[Entries from a visual dataset]
- - - -

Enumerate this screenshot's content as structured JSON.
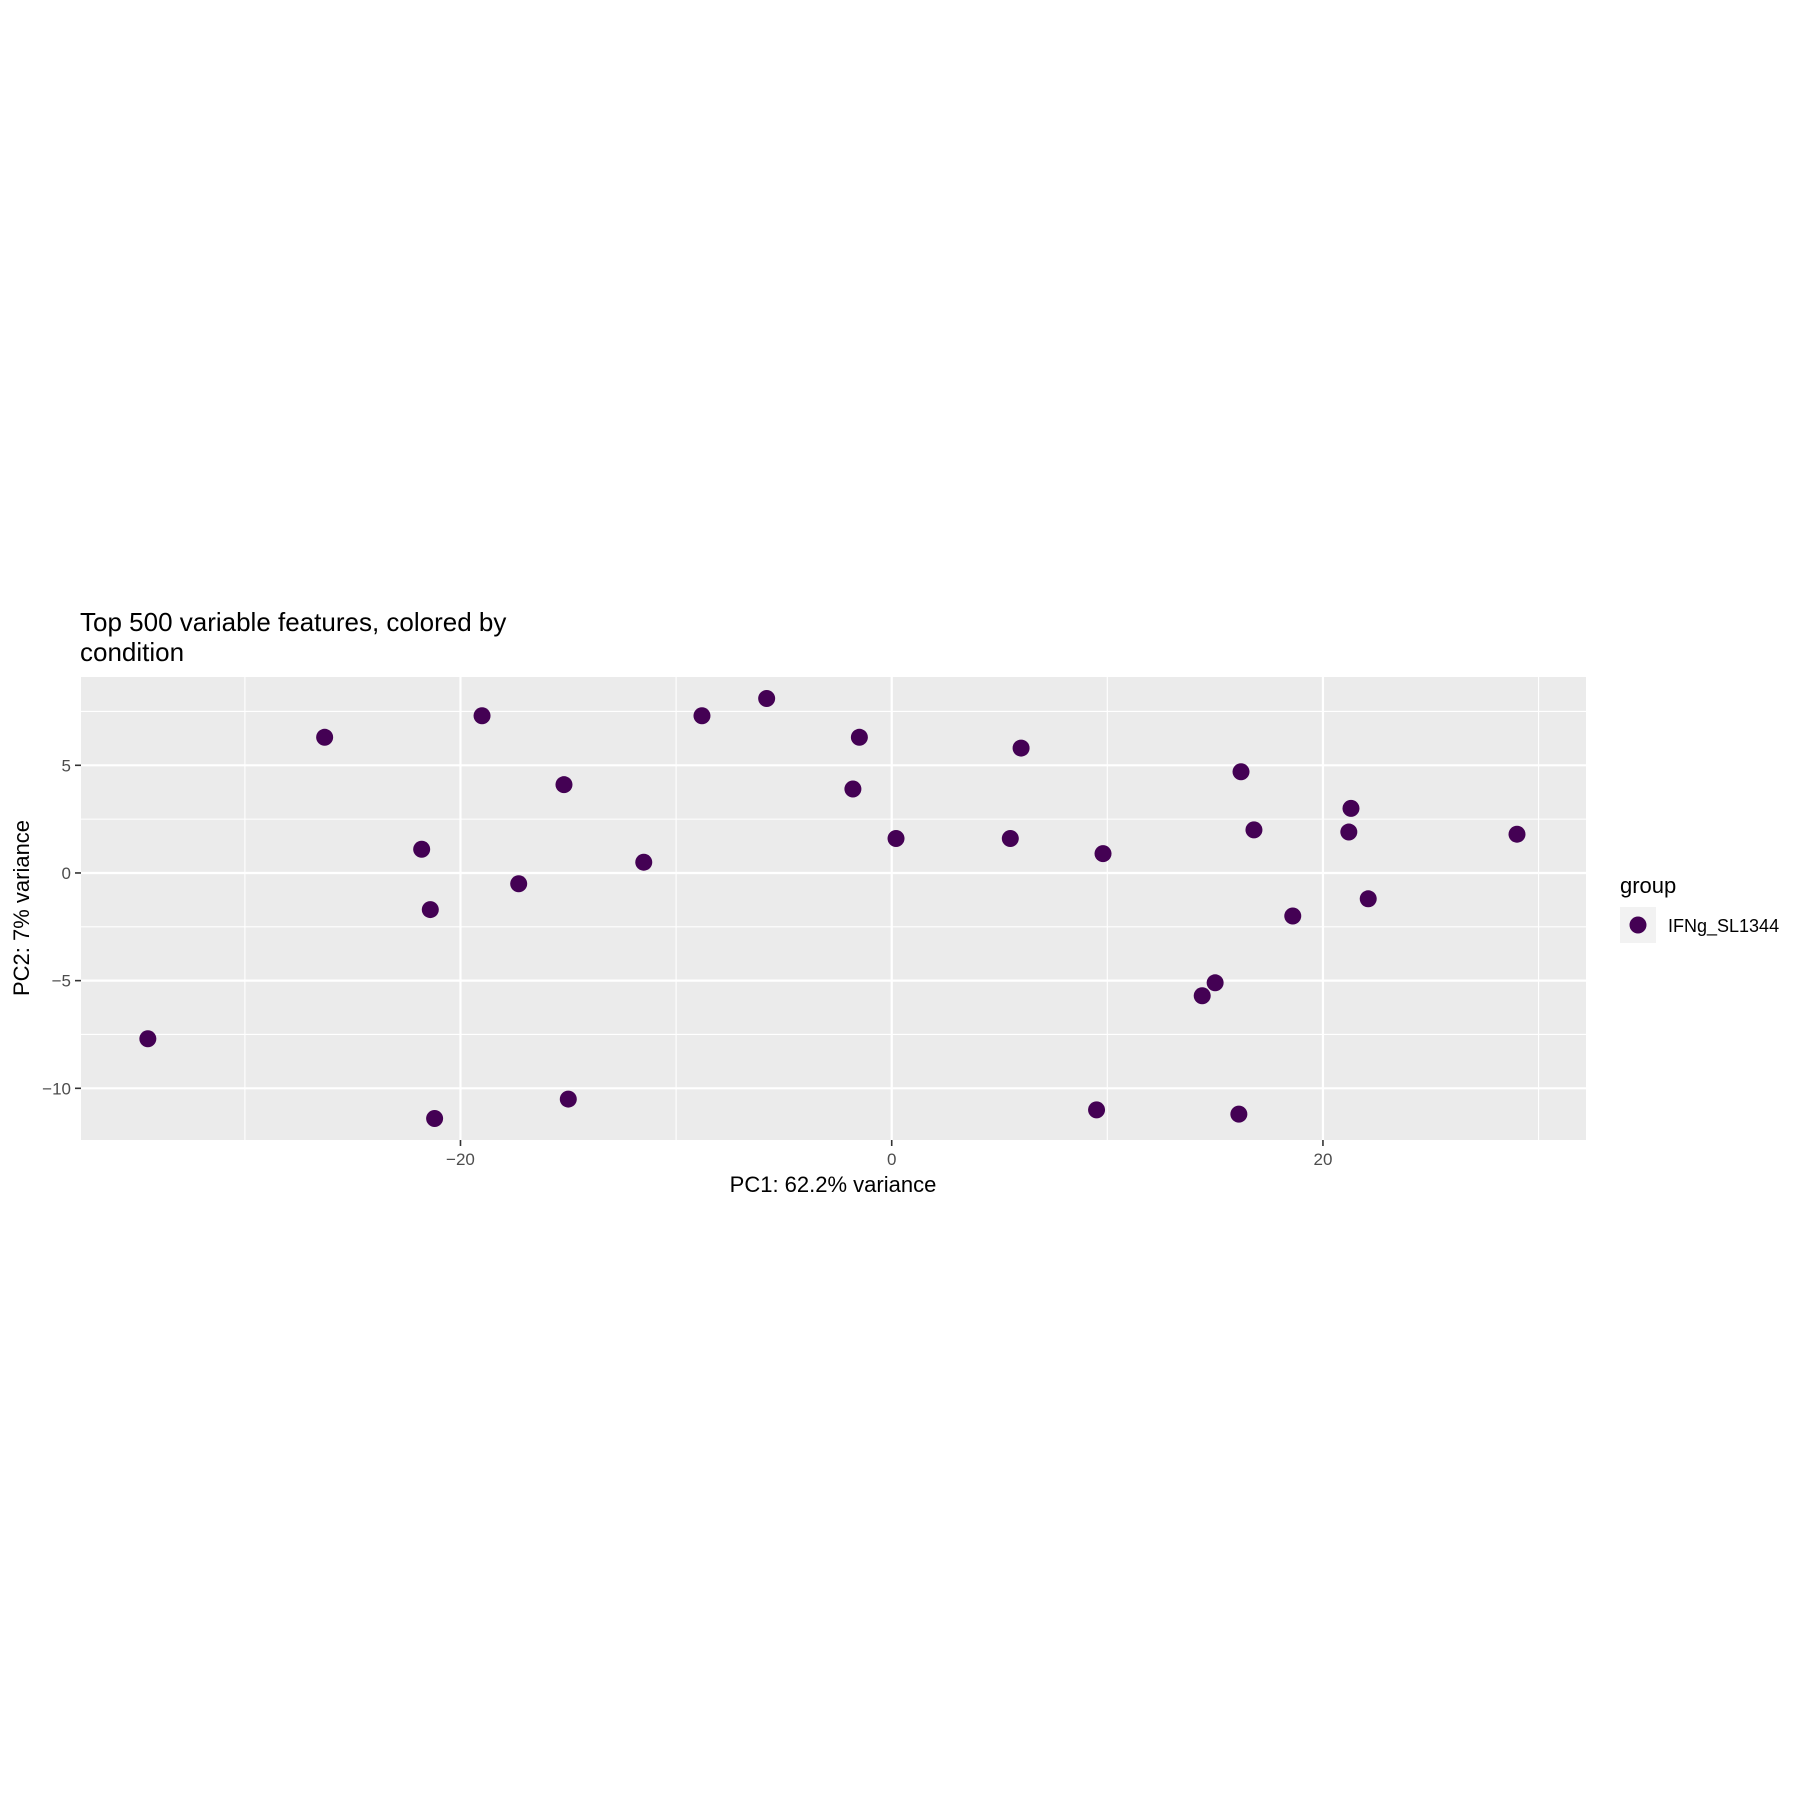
{
  "chart_data": {
    "type": "scatter",
    "title_lines": [
      "Top 500 variable features, colored by",
      "condition"
    ],
    "xlabel": "PC1: 62.2% variance",
    "ylabel": "PC2: 7% variance",
    "xlim": [
      -37.6,
      32.2
    ],
    "ylim": [
      -12.4,
      9.1
    ],
    "x_ticks": [
      -20,
      0,
      20
    ],
    "x_tick_labels": [
      "−20",
      "0",
      "20"
    ],
    "x_minor_ticks": [
      -30,
      -10,
      10,
      30
    ],
    "y_ticks": [
      -10,
      -5,
      0,
      5
    ],
    "y_tick_labels": [
      "−10",
      "−5",
      "0",
      "5"
    ],
    "y_minor_ticks": [
      -7.5,
      -2.5,
      2.5,
      7.5
    ],
    "grid": true,
    "panel_color": "#ebebeb",
    "point_color": "#440154",
    "legend": {
      "title": "group",
      "position": "right",
      "entries": [
        {
          "label": "IFNg_SL1344",
          "color": "#440154"
        }
      ]
    },
    "series": [
      {
        "name": "IFNg_SL1344",
        "points": [
          {
            "x": -34.5,
            "y": -7.7
          },
          {
            "x": -26.3,
            "y": 6.3
          },
          {
            "x": -21.8,
            "y": 1.1
          },
          {
            "x": -21.4,
            "y": -1.7
          },
          {
            "x": -19.0,
            "y": 7.3
          },
          {
            "x": -17.3,
            "y": -0.5
          },
          {
            "x": -21.2,
            "y": -11.4
          },
          {
            "x": -15.2,
            "y": 4.1
          },
          {
            "x": -15.0,
            "y": -10.5
          },
          {
            "x": -11.5,
            "y": 0.5
          },
          {
            "x": -8.8,
            "y": 7.3
          },
          {
            "x": -5.8,
            "y": 8.1
          },
          {
            "x": -1.5,
            "y": 6.3
          },
          {
            "x": -1.8,
            "y": 3.9
          },
          {
            "x": 0.2,
            "y": 1.6
          },
          {
            "x": 5.5,
            "y": 1.6
          },
          {
            "x": 6.0,
            "y": 5.8
          },
          {
            "x": 9.8,
            "y": 0.9
          },
          {
            "x": 9.5,
            "y": -11.0
          },
          {
            "x": 14.4,
            "y": -5.7
          },
          {
            "x": 15.0,
            "y": -5.1
          },
          {
            "x": 16.2,
            "y": 4.7
          },
          {
            "x": 16.8,
            "y": 2.0
          },
          {
            "x": 16.1,
            "y": -11.2
          },
          {
            "x": 18.6,
            "y": -2.0
          },
          {
            "x": 21.3,
            "y": 3.0
          },
          {
            "x": 21.2,
            "y": 1.9
          },
          {
            "x": 22.1,
            "y": -1.2
          },
          {
            "x": 29.0,
            "y": 1.8
          }
        ]
      }
    ]
  }
}
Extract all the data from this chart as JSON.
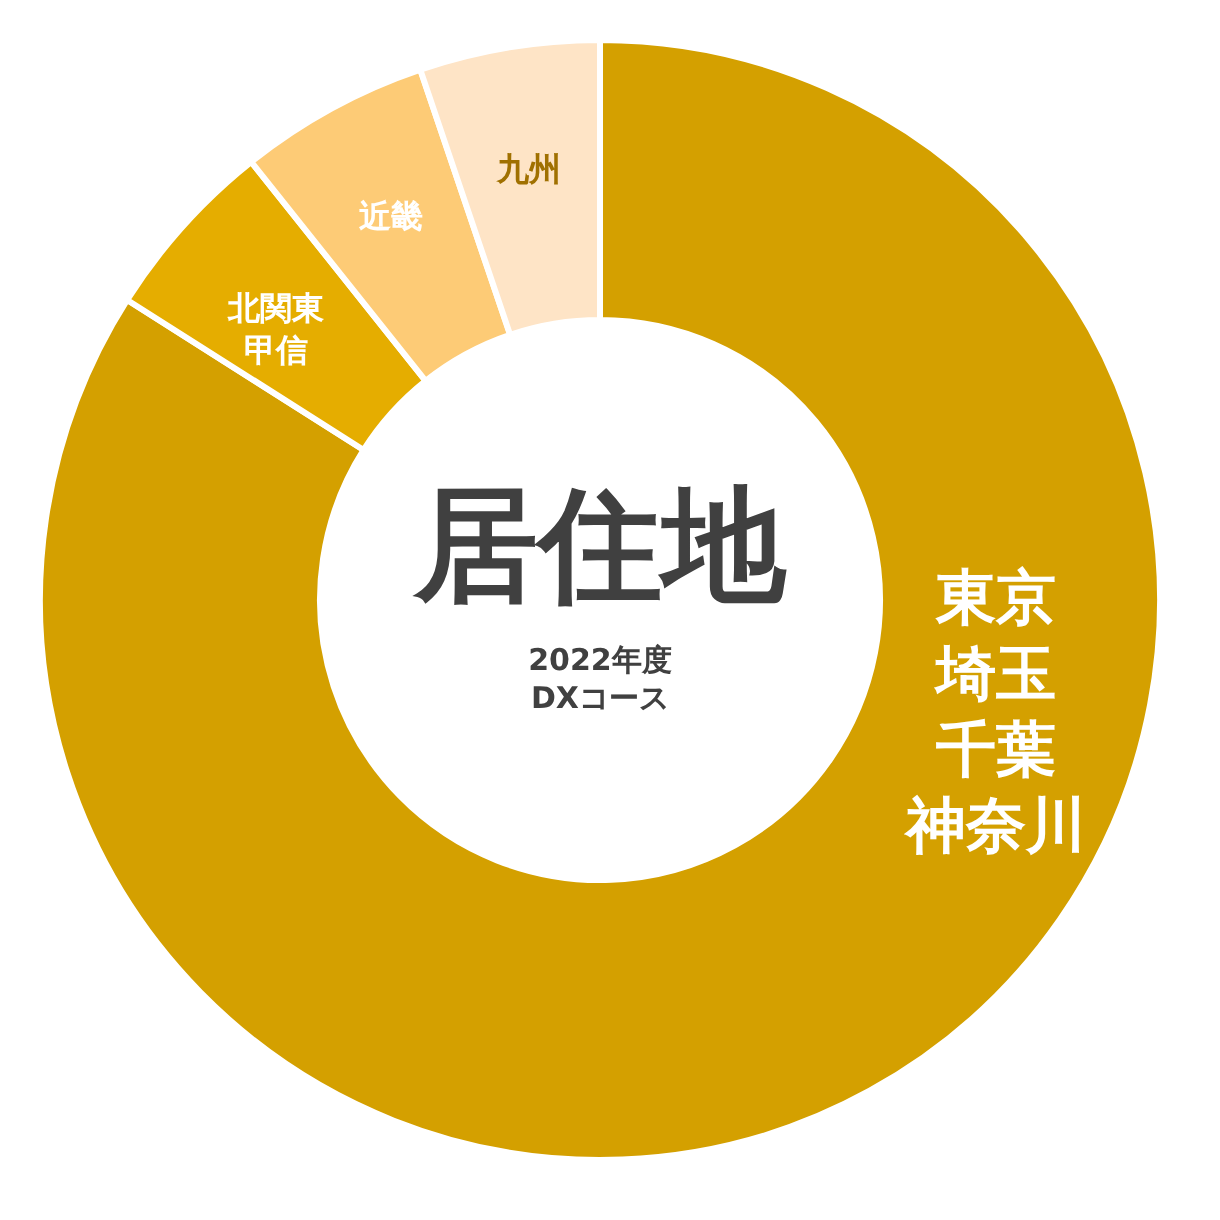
{
  "chart_data": {
    "type": "donut",
    "title": "居住地",
    "subtitle": "2022年度DXコース",
    "categories": [
      "東京埼玉千葉神奈川",
      "北関東甲信",
      "近畿",
      "九州"
    ],
    "values": [
      84,
      5.3,
      5.5,
      5.2
    ],
    "colors": [
      "#d4a000",
      "#e5ad00",
      "#fdcb76",
      "#fee4c6"
    ]
  }
}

- - - -

**PROBLEM STATEMENT**
Locate the lines above that hold the word "this". Show every one of them.

**FULL OUTPUT**
Enumerate this screenshot's content as structured JSON.
Extract all the data from this chart as JSON.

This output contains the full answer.